• Stated task: Every entry that follows needs to be repeated exactly.
— begin Exercise materials —
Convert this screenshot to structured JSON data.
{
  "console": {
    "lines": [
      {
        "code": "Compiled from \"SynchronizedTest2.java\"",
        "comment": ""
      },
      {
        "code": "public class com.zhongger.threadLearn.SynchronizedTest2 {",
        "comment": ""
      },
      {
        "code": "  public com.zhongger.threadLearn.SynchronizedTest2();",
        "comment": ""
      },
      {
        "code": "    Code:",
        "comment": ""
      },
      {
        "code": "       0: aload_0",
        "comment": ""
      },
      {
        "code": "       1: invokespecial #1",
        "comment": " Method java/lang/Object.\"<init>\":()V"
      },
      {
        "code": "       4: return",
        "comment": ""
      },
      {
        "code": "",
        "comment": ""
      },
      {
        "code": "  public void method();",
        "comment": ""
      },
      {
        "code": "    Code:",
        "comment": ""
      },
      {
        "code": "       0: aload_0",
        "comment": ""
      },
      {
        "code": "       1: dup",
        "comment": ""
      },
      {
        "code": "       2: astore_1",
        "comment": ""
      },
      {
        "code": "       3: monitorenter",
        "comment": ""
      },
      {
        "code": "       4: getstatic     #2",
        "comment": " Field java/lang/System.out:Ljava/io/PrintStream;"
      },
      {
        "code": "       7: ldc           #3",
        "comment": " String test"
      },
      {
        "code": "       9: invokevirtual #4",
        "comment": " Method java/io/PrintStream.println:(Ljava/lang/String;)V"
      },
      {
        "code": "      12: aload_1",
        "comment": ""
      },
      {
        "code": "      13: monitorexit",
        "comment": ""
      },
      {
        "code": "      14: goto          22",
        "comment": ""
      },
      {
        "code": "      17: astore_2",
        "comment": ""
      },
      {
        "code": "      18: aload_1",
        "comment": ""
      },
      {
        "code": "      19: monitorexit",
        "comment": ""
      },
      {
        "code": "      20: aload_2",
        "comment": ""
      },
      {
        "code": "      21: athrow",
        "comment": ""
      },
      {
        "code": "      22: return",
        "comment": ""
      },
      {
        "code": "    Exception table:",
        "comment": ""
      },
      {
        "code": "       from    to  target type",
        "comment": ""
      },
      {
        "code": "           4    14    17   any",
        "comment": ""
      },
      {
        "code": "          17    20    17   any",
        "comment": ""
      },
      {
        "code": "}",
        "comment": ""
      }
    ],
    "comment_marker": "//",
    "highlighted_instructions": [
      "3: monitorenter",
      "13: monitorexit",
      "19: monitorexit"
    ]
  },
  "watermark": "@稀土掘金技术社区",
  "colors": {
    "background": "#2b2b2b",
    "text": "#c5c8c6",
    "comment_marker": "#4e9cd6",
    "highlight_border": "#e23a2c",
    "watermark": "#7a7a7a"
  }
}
— end Exercise materials —
• Finished answer:
Convert this screenshot to structured JSON data.
{
  "console": {
    "lines": [
      {
        "code": "Compiled from \"SynchronizedTest2.java\"",
        "comment": ""
      },
      {
        "code": "public class com.zhongger.threadLearn.SynchronizedTest2 {",
        "comment": ""
      },
      {
        "code": "  public com.zhongger.threadLearn.SynchronizedTest2();",
        "comment": ""
      },
      {
        "code": "    Code:",
        "comment": ""
      },
      {
        "code": "       0: aload_0",
        "comment": ""
      },
      {
        "code": "       1: invokespecial #1",
        "comment": " Method java/lang/Object.\"<init>\":()V"
      },
      {
        "code": "       4: return",
        "comment": ""
      },
      {
        "code": "",
        "comment": ""
      },
      {
        "code": "  public void method();",
        "comment": ""
      },
      {
        "code": "    Code:",
        "comment": ""
      },
      {
        "code": "       0: aload_0",
        "comment": ""
      },
      {
        "code": "       1: dup",
        "comment": ""
      },
      {
        "code": "       2: astore_1",
        "comment": ""
      },
      {
        "code": "       3: monitorenter",
        "comment": ""
      },
      {
        "code": "       4: getstatic     #2",
        "comment": " Field java/lang/System.out:Ljava/io/PrintStream;"
      },
      {
        "code": "       7: ldc           #3",
        "comment": " String test"
      },
      {
        "code": "       9: invokevirtual #4",
        "comment": " Method java/io/PrintStream.println:(Ljava/lang/String;)V"
      },
      {
        "code": "      12: aload_1",
        "comment": ""
      },
      {
        "code": "      13: monitorexit",
        "comment": ""
      },
      {
        "code": "      14: goto          22",
        "comment": ""
      },
      {
        "code": "      17: astore_2",
        "comment": ""
      },
      {
        "code": "      18: aload_1",
        "comment": ""
      },
      {
        "code": "      19: monitorexit",
        "comment": ""
      },
      {
        "code": "      20: aload_2",
        "comment": ""
      },
      {
        "code": "      21: athrow",
        "comment": ""
      },
      {
        "code": "      22: return",
        "comment": ""
      },
      {
        "code": "    Exception table:",
        "comment": ""
      },
      {
        "code": "       from    to  target type",
        "comment": ""
      },
      {
        "code": "           4    14    17   any",
        "comment": ""
      },
      {
        "code": "          17    20    17   any",
        "comment": ""
      },
      {
        "code": "}",
        "comment": ""
      }
    ],
    "comment_marker": "//",
    "highlighted_instructions": [
      "3: monitorenter",
      "13: monitorexit",
      "19: monitorexit"
    ]
  },
  "watermark": "@稀土掘金技术社区",
  "colors": {
    "background": "#2b2b2b",
    "text": "#c5c8c6",
    "comment_marker": "#4e9cd6",
    "highlight_border": "#e23a2c",
    "watermark": "#7a7a7a"
  }
}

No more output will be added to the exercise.